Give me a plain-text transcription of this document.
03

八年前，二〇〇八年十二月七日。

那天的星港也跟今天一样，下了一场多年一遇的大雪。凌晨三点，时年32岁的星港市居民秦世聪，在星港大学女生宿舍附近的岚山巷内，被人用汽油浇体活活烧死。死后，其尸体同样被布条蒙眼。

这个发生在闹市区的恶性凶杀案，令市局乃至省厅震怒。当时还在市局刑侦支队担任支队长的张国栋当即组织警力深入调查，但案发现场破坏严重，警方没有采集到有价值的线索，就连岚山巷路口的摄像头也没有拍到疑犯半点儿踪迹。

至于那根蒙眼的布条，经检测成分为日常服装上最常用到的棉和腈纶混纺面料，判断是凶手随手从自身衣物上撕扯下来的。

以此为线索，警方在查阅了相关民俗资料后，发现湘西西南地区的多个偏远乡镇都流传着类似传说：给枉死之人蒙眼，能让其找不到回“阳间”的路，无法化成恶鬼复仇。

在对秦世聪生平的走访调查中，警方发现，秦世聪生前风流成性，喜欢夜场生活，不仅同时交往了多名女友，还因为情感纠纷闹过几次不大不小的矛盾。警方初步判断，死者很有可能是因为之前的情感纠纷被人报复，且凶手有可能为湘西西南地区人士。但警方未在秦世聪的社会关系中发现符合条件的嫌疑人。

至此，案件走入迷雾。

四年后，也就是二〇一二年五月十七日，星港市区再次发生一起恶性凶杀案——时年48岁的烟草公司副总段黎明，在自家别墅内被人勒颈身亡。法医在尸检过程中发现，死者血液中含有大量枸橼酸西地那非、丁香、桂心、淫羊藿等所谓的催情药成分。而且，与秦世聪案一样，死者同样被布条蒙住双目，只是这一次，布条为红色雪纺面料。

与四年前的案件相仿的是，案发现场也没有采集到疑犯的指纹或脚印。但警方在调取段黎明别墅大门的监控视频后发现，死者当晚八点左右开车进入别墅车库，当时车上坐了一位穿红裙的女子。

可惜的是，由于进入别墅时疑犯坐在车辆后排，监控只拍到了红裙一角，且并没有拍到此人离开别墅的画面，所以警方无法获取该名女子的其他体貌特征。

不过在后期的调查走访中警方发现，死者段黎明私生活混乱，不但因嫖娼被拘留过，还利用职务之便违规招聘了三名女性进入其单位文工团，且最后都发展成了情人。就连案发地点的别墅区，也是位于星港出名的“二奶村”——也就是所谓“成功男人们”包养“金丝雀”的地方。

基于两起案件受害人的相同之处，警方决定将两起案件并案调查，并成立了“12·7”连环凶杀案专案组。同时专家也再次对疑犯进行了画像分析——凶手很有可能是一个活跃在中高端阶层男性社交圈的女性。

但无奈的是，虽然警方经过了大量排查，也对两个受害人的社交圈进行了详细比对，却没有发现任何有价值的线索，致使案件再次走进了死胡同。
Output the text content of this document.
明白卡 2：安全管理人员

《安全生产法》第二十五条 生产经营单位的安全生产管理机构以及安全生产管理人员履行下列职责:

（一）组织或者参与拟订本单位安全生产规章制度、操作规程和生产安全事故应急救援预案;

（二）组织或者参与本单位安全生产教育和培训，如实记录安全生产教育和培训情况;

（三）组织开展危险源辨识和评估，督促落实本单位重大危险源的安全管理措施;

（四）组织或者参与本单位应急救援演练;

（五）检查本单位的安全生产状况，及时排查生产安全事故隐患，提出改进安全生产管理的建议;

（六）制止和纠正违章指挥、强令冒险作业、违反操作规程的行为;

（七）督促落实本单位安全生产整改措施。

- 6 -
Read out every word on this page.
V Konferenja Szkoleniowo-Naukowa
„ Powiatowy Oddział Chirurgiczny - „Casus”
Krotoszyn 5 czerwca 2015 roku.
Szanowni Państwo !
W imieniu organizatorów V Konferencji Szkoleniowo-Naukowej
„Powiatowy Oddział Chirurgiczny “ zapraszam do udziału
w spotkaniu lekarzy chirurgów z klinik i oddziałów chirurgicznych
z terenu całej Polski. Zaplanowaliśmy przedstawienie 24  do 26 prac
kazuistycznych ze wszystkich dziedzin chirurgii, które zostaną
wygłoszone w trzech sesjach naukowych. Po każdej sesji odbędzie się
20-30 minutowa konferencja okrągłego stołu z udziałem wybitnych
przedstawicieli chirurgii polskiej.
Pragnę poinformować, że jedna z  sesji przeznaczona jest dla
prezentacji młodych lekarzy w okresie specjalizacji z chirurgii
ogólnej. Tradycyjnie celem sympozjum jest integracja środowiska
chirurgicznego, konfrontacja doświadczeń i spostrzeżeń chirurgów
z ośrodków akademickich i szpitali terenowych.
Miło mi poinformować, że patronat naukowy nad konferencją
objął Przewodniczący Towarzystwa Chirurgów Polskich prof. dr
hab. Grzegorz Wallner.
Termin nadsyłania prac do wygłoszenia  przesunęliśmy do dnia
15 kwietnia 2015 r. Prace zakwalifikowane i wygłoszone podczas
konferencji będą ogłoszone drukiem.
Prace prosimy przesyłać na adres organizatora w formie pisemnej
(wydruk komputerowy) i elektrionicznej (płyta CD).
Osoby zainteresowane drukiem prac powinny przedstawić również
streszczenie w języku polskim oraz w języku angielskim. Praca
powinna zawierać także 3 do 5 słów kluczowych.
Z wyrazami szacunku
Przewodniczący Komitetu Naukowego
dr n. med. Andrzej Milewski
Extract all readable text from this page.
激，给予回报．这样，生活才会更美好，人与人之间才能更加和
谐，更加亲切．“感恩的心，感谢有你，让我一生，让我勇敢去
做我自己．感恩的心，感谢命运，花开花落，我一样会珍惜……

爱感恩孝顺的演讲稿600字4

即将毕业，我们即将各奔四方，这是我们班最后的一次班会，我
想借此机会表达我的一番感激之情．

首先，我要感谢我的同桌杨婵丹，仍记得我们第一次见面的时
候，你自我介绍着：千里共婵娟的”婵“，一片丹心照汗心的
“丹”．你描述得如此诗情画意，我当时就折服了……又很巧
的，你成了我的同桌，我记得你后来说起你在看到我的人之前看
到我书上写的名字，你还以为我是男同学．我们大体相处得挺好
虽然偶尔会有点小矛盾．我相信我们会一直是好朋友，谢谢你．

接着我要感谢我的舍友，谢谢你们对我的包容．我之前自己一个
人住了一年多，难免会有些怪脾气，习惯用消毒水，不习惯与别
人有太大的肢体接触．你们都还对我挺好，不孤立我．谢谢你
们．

Exercise aim: Please reproduce every line of the material word for word.

Correct response:
Give me a plain-text transcription of this document.
03

八年前，二〇〇八年十二月七日。

那天的星港也跟今天一样，下了一场多年一遇的大雪。凌晨三点，时年32岁的星港市居民秦世聪，在星港大学女生宿舍附近的岚山巷内，被人用汽油浇体活活烧死。死后，其尸体同样被布条蒙眼。

这个发生在闹市区的恶性凶杀案，令市局乃至省厅震怒。当时还在市局刑侦支队担任支队长的张国栋当即组织警力深入调查，但案发现场破坏严重，警方没有采集到有价值的线索，就连岚山巷路口的摄像头也没有拍到疑犯半点儿踪迹。

至于那根蒙眼的布条，经检测成分为日常服装上最常用到的棉和腈纶混纺面料，判断是凶手随手从自身衣物上撕扯下来的。

以此为线索，警方在查阅了相关民俗资料后，发现湘西西南地区的多个偏远乡镇都流传着类似传说：给枉死之人蒙眼，能让其找不到回“阳间”的路，无法化成恶鬼复仇。

在对秦世聪生平的走访调查中，警方发现，秦世聪生前风流成性，喜欢夜场生活，不仅同时交往了多名女友，还因为情感纠纷闹过几次不大不小的矛盾。警方初步判断，死者很有可能是因为之前的情感纠纷被人报复，且凶手有可能为湘西西南地区人士。但警方未在秦世聪的社会关系中发现符合条件的嫌疑人。

至此，案件走入迷雾。

四年后，也就是二〇一二年五月十七日，星港市区再次发生一起恶性凶杀案——时年48岁的烟草公司副总段黎明，在自家别墅内被人勒颈身亡。法医在尸检过程中发现，死者血液中含有大量枸橼酸西地那非、丁香、桂心、淫羊藿等所谓的催情药成分。而且，与秦世聪案一样，死者同样被布条蒙住双目，只是这一次，布条为红色雪纺面料。

与四年前的案件相仿的是，案发现场也没有采集到疑犯的指纹或脚印。但警方在调取段黎明别墅大门的监控视频后发现，死者当晚八点左右开车进入别墅车库，当时车上坐了一位穿红裙的女子。

可惜的是，由于进入别墅时疑犯坐在车辆后排，监控只拍到了红裙一角，且并没有拍到此人离开别墅的画面，所以警方无法获取该名女子的其他体貌特征。

不过在后期的调查走访中警方发现，死者段黎明私生活混乱，不但因嫖娼被拘留过，还利用职务之便违规招聘了三名女性进入其单位文工团，且最后都发展成了情人。就连案发地点的别墅区，也是位于星港出名的“二奶村”——也就是所谓“成功男人们”包养“金丝雀”的地方。

基于两起案件受害人的相同之处，警方决定将两起案件并案调查，并成立了“12·7”连环凶杀案专案组。同时专家也再次对疑犯进行了画像分析——凶手很有可能是一个活跃在中高端阶层男性社交圈的女性。

但无奈的是，虽然警方经过了大量排查，也对两个受害人的社交圈进行了详细比对，却没有发现任何有价值的线索，致使案件再次走进了死胡同。
Output the text content of this document.
明白卡 2：安全管理人员

《安全生产法》第二十五条 生产经营单位的安全生产管理机构以及安全生产管理人员履行下列职责:

（一）组织或者参与拟订本单位安全生产规章制度、操作规程和生产安全事故应急救援预案;

（二）组织或者参与本单位安全生产教育和培训，如实记录安全生产教育和培训情况;

（三）组织开展危险源辨识和评估，督促落实本单位重大危险源的安全管理措施;

（四）组织或者参与本单位应急救援演练;

（五）检查本单位的安全生产状况，及时排查生产安全事故隐患，提出改进安全生产管理的建议;

（六）制止和纠正违章指挥、强令冒险作业、违反操作规程的行为;

（七）督促落实本单位安全生产整改措施。

- 6 -
Read out every word on this page.
V Konferenja Szkoleniowo-Naukowa
„ Powiatowy Oddział Chirurgiczny - „Casus”
Krotoszyn 5 czerwca 2015 roku.
Szanowni Państwo !
W imieniu organizatorów V Konferencji Szkoleniowo-Naukowej
„Powiatowy Oddział Chirurgiczny “ zapraszam do udziału
w spotkaniu lekarzy chirurgów z klinik i oddziałów chirurgicznych
z terenu całej Polski. Zaplanowaliśmy przedstawienie 24  do 26 prac
kazuistycznych ze wszystkich dziedzin chirurgii, które zostaną
wygłoszone w trzech sesjach naukowych. Po każdej sesji odbędzie się
20-30 minutowa konferencja okrągłego stołu z udziałem wybitnych
przedstawicieli chirurgii polskiej.
Pragnę poinformować, że jedna z  sesji przeznaczona jest dla
prezentacji młodych lekarzy w okresie specjalizacji z chirurgii
ogólnej. Tradycyjnie celem sympozjum jest integracja środowiska
chirurgicznego, konfrontacja doświadczeń i spostrzeżeń chirurgów
z ośrodków akademickich i szpitali terenowych.
Miło mi poinformować, że patronat naukowy nad konferencją
objął Przewodniczący Towarzystwa Chirurgów Polskich prof. dr
hab. Grzegorz Wallner.
Termin nadsyłania prac do wygłoszenia  przesunęliśmy do dnia
15 kwietnia 2015 r. Prace zakwalifikowane i wygłoszone podczas
konferencji będą ogłoszone drukiem.
Prace prosimy przesyłać na adres organizatora w formie pisemnej
(wydruk komputerowy) i elektrionicznej (płyta CD).
Osoby zainteresowane drukiem prac powinny przedstawić również
streszczenie w języku polskim oraz w języku angielskim. Praca
powinna zawierać także 3 do 5 słów kluczowych.
Z wyrazami szacunku
Przewodniczący Komitetu Naukowego
dr n. med. Andrzej Milewski
Extract all readable text from this page.
激，给予回报．这样，生活才会更美好，人与人之间才能更加和
谐，更加亲切．“感恩的心，感谢有你，让我一生，让我勇敢去
做我自己．感恩的心，感谢命运，花开花落，我一样会珍惜……

爱感恩孝顺的演讲稿600字4

即将毕业，我们即将各奔四方，这是我们班最后的一次班会，我
想借此机会表达我的一番感激之情．

首先，我要感谢我的同桌杨婵丹，仍记得我们第一次见面的时
候，你自我介绍着：千里共婵娟的”婵“，一片丹心照汗心的
“丹”．你描述得如此诗情画意，我当时就折服了……又很巧
的，你成了我的同桌，我记得你后来说起你在看到我的人之前看
到我书上写的名字，你还以为我是男同学．我们大体相处得挺好
虽然偶尔会有点小矛盾．我相信我们会一直是好朋友，谢谢你．

接着我要感谢我的舍友，谢谢你们对我的包容．我之前自己一个
人住了一年多，难免会有些怪脾气，习惯用消毒水，不习惯与别
人有太大的肢体接触．你们都还对我挺好，不孤立我．谢谢你
们．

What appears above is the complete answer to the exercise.